Records about charts and figures
====
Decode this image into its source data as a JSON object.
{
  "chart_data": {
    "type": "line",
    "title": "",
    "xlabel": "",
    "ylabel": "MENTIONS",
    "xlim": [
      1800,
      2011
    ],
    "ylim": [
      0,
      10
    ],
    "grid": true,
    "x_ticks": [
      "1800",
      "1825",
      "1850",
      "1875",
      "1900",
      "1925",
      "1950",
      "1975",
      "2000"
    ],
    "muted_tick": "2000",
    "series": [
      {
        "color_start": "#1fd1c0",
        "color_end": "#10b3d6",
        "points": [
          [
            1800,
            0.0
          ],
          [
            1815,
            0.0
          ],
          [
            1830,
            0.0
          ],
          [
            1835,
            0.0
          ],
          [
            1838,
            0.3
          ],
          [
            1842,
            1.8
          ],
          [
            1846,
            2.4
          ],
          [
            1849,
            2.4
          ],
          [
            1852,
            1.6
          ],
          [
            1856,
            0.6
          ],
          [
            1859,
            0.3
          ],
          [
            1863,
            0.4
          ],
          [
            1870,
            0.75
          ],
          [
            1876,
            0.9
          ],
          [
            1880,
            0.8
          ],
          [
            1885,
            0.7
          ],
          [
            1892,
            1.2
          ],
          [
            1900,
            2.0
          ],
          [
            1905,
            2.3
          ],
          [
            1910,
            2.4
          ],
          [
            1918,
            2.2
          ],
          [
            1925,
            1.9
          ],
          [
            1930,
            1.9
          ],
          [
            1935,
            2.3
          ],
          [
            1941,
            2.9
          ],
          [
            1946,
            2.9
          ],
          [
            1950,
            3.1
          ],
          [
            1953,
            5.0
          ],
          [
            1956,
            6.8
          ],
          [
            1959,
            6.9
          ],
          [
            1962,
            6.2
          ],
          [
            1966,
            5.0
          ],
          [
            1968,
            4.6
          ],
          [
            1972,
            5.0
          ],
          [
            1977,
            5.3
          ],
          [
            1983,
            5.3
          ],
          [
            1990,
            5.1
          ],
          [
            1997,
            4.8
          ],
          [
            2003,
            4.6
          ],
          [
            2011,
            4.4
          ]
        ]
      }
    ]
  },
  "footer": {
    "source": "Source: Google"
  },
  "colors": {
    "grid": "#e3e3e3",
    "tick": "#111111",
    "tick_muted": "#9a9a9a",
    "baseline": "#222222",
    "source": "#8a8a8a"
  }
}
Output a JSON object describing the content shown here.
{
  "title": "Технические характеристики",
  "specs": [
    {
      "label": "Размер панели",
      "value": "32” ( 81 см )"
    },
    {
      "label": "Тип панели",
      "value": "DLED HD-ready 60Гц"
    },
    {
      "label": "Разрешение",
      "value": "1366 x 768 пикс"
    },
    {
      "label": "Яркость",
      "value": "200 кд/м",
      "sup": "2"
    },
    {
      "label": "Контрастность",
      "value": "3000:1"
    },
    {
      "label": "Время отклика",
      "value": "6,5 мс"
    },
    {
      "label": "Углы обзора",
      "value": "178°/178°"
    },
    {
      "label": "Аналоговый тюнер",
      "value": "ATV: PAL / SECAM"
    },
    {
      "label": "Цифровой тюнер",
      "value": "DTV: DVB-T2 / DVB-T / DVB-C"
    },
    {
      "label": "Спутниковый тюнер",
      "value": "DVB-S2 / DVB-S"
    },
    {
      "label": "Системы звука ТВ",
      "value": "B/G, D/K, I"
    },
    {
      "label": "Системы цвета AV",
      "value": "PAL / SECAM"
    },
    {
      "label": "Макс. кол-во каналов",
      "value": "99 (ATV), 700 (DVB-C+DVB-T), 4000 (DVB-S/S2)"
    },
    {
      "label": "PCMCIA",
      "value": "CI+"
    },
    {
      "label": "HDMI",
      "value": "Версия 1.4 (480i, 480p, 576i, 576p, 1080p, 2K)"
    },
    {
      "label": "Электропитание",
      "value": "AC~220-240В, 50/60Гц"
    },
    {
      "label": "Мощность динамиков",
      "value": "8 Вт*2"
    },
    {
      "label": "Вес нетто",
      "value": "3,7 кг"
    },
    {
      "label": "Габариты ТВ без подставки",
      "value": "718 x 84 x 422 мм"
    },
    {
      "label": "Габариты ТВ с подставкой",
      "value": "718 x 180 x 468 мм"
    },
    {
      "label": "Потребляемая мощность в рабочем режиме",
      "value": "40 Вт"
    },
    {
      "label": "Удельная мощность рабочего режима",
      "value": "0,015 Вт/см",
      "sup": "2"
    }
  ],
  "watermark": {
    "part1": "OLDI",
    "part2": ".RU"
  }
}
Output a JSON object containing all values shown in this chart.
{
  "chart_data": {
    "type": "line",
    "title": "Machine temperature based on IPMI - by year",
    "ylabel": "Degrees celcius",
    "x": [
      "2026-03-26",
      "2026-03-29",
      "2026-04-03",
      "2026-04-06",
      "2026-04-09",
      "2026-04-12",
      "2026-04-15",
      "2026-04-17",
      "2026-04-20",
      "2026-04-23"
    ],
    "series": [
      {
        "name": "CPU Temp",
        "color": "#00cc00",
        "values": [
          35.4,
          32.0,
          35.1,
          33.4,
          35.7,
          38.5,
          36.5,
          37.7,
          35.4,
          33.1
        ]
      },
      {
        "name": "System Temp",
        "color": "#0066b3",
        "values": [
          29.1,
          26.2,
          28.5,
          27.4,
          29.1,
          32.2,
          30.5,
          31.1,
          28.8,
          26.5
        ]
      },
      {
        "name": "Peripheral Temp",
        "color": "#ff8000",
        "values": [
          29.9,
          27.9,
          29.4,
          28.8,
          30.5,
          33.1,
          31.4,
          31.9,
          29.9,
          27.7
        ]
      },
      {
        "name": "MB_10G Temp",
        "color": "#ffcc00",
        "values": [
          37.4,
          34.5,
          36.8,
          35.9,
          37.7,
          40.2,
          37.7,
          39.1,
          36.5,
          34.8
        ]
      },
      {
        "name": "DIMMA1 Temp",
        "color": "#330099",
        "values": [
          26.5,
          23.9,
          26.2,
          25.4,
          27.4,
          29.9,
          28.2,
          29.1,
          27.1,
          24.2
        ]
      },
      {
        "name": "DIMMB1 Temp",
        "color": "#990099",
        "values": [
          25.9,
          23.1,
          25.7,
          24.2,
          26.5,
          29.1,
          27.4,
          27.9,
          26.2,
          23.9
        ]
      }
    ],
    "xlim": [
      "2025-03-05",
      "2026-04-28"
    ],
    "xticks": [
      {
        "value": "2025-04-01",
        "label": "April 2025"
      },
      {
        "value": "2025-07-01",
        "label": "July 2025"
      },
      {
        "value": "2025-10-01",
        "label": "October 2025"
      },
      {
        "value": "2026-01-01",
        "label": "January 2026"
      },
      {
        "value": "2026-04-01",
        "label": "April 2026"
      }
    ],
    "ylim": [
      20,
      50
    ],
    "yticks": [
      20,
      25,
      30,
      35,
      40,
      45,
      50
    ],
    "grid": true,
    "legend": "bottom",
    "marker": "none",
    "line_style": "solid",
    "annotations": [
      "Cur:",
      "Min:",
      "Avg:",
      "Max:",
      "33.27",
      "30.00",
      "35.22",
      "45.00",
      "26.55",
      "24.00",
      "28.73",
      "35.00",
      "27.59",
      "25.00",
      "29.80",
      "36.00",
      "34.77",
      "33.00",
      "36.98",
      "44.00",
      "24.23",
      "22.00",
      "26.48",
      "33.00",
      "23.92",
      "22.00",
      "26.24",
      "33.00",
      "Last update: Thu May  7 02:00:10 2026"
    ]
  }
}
====
Short task
Repeat the material above in full, keeping every word.

Exercise result
Decode this image into its source data as a JSON object.
{
  "chart_data": {
    "type": "line",
    "title": "",
    "xlabel": "",
    "ylabel": "MENTIONS",
    "xlim": [
      1800,
      2011
    ],
    "ylim": [
      0,
      10
    ],
    "grid": true,
    "x_ticks": [
      "1800",
      "1825",
      "1850",
      "1875",
      "1900",
      "1925",
      "1950",
      "1975",
      "2000"
    ],
    "muted_tick": "2000",
    "series": [
      {
        "color_start": "#1fd1c0",
        "color_end": "#10b3d6",
        "points": [
          [
            1800,
            0.0
          ],
          [
            1815,
            0.0
          ],
          [
            1830,
            0.0
          ],
          [
            1835,
            0.0
          ],
          [
            1838,
            0.3
          ],
          [
            1842,
            1.8
          ],
          [
            1846,
            2.4
          ],
          [
            1849,
            2.4
          ],
          [
            1852,
            1.6
          ],
          [
            1856,
            0.6
          ],
          [
            1859,
            0.3
          ],
          [
            1863,
            0.4
          ],
          [
            1870,
            0.75
          ],
          [
            1876,
            0.9
          ],
          [
            1880,
            0.8
          ],
          [
            1885,
            0.7
          ],
          [
            1892,
            1.2
          ],
          [
            1900,
            2.0
          ],
          [
            1905,
            2.3
          ],
          [
            1910,
            2.4
          ],
          [
            1918,
            2.2
          ],
          [
            1925,
            1.9
          ],
          [
            1930,
            1.9
          ],
          [
            1935,
            2.3
          ],
          [
            1941,
            2.9
          ],
          [
            1946,
            2.9
          ],
          [
            1950,
            3.1
          ],
          [
            1953,
            5.0
          ],
          [
            1956,
            6.8
          ],
          [
            1959,
            6.9
          ],
          [
            1962,
            6.2
          ],
          [
            1966,
            5.0
          ],
          [
            1968,
            4.6
          ],
          [
            1972,
            5.0
          ],
          [
            1977,
            5.3
          ],
          [
            1983,
            5.3
          ],
          [
            1990,
            5.1
          ],
          [
            1997,
            4.8
          ],
          [
            2003,
            4.6
          ],
          [
            2011,
            4.4
          ]
        ]
      }
    ]
  },
  "footer": {
    "source": "Source: Google"
  },
  "colors": {
    "grid": "#e3e3e3",
    "tick": "#111111",
    "tick_muted": "#9a9a9a",
    "baseline": "#222222",
    "source": "#8a8a8a"
  }
}
Output a JSON object describing the content shown here.
{
  "title": "Технические характеристики",
  "specs": [
    {
      "label": "Размер панели",
      "value": "32” ( 81 см )"
    },
    {
      "label": "Тип панели",
      "value": "DLED HD-ready 60Гц"
    },
    {
      "label": "Разрешение",
      "value": "1366 x 768 пикс"
    },
    {
      "label": "Яркость",
      "value": "200 кд/м",
      "sup": "2"
    },
    {
      "label": "Контрастность",
      "value": "3000:1"
    },
    {
      "label": "Время отклика",
      "value": "6,5 мс"
    },
    {
      "label": "Углы обзора",
      "value": "178°/178°"
    },
    {
      "label": "Аналоговый тюнер",
      "value": "ATV: PAL / SECAM"
    },
    {
      "label": "Цифровой тюнер",
      "value": "DTV: DVB-T2 / DVB-T / DVB-C"
    },
    {
      "label": "Спутниковый тюнер",
      "value": "DVB-S2 / DVB-S"
    },
    {
      "label": "Системы звука ТВ",
      "value": "B/G, D/K, I"
    },
    {
      "label": "Системы цвета AV",
      "value": "PAL / SECAM"
    },
    {
      "label": "Макс. кол-во каналов",
      "value": "99 (ATV), 700 (DVB-C+DVB-T), 4000 (DVB-S/S2)"
    },
    {
      "label": "PCMCIA",
      "value": "CI+"
    },
    {
      "label": "HDMI",
      "value": "Версия 1.4 (480i, 480p, 576i, 576p, 1080p, 2K)"
    },
    {
      "label": "Электропитание",
      "value": "AC~220-240В, 50/60Гц"
    },
    {
      "label": "Мощность динамиков",
      "value": "8 Вт*2"
    },
    {
      "label": "Вес нетто",
      "value": "3,7 кг"
    },
    {
      "label": "Габариты ТВ без подставки",
      "value": "718 x 84 x 422 мм"
    },
    {
      "label": "Габариты ТВ с подставкой",
      "value": "718 x 180 x 468 мм"
    },
    {
      "label": "Потребляемая мощность в рабочем режиме",
      "value": "40 Вт"
    },
    {
      "label": "Удельная мощность рабочего режима",
      "value": "0,015 Вт/см",
      "sup": "2"
    }
  ],
  "watermark": {
    "part1": "OLDI",
    "part2": ".RU"
  }
}
Output a JSON object containing all values shown in this chart.
{
  "chart_data": {
    "type": "line",
    "title": "Machine temperature based on IPMI - by year",
    "ylabel": "Degrees celcius",
    "x": [
      "2026-03-26",
      "2026-03-29",
      "2026-04-03",
      "2026-04-06",
      "2026-04-09",
      "2026-04-12",
      "2026-04-15",
      "2026-04-17",
      "2026-04-20",
      "2026-04-23"
    ],
    "series": [
      {
        "name": "CPU Temp",
        "color": "#00cc00",
        "values": [
          35.4,
          32.0,
          35.1,
          33.4,
          35.7,
          38.5,
          36.5,
          37.7,
          35.4,
          33.1
        ]
      },
      {
        "name": "System Temp",
        "color": "#0066b3",
        "values": [
          29.1,
          26.2,
          28.5,
          27.4,
          29.1,
          32.2,
          30.5,
          31.1,
          28.8,
          26.5
        ]
      },
      {
        "name": "Peripheral Temp",
        "color": "#ff8000",
        "values": [
          29.9,
          27.9,
          29.4,
          28.8,
          30.5,
          33.1,
          31.4,
          31.9,
          29.9,
          27.7
        ]
      },
      {
        "name": "MB_10G Temp",
        "color": "#ffcc00",
        "values": [
          37.4,
          34.5,
          36.8,
          35.9,
          37.7,
          40.2,
          37.7,
          39.1,
          36.5,
          34.8
        ]
      },
      {
        "name": "DIMMA1 Temp",
        "color": "#330099",
        "values": [
          26.5,
          23.9,
          26.2,
          25.4,
          27.4,
          29.9,
          28.2,
          29.1,
          27.1,
          24.2
        ]
      },
      {
        "name": "DIMMB1 Temp",
        "color": "#990099",
        "values": [
          25.9,
          23.1,
          25.7,
          24.2,
          26.5,
          29.1,
          27.4,
          27.9,
          26.2,
          23.9
        ]
      }
    ],
    "xlim": [
      "2025-03-05",
      "2026-04-28"
    ],
    "xticks": [
      {
        "value": "2025-04-01",
        "label": "April 2025"
      },
      {
        "value": "2025-07-01",
        "label": "July 2025"
      },
      {
        "value": "2025-10-01",
        "label": "October 2025"
      },
      {
        "value": "2026-01-01",
        "label": "January 2026"
      },
      {
        "value": "2026-04-01",
        "label": "April 2026"
      }
    ],
    "ylim": [
      20,
      50
    ],
    "yticks": [
      20,
      25,
      30,
      35,
      40,
      45,
      50
    ],
    "grid": true,
    "legend": "bottom",
    "marker": "none",
    "line_style": "solid",
    "annotations": [
      "Cur:",
      "Min:",
      "Avg:",
      "Max:",
      "33.27",
      "30.00",
      "35.22",
      "45.00",
      "26.55",
      "24.00",
      "28.73",
      "35.00",
      "27.59",
      "25.00",
      "29.80",
      "36.00",
      "34.77",
      "33.00",
      "36.98",
      "44.00",
      "24.23",
      "22.00",
      "26.48",
      "33.00",
      "23.92",
      "22.00",
      "26.24",
      "33.00",
      "Last update: Thu May  7 02:00:10 2026"
    ]
  }
}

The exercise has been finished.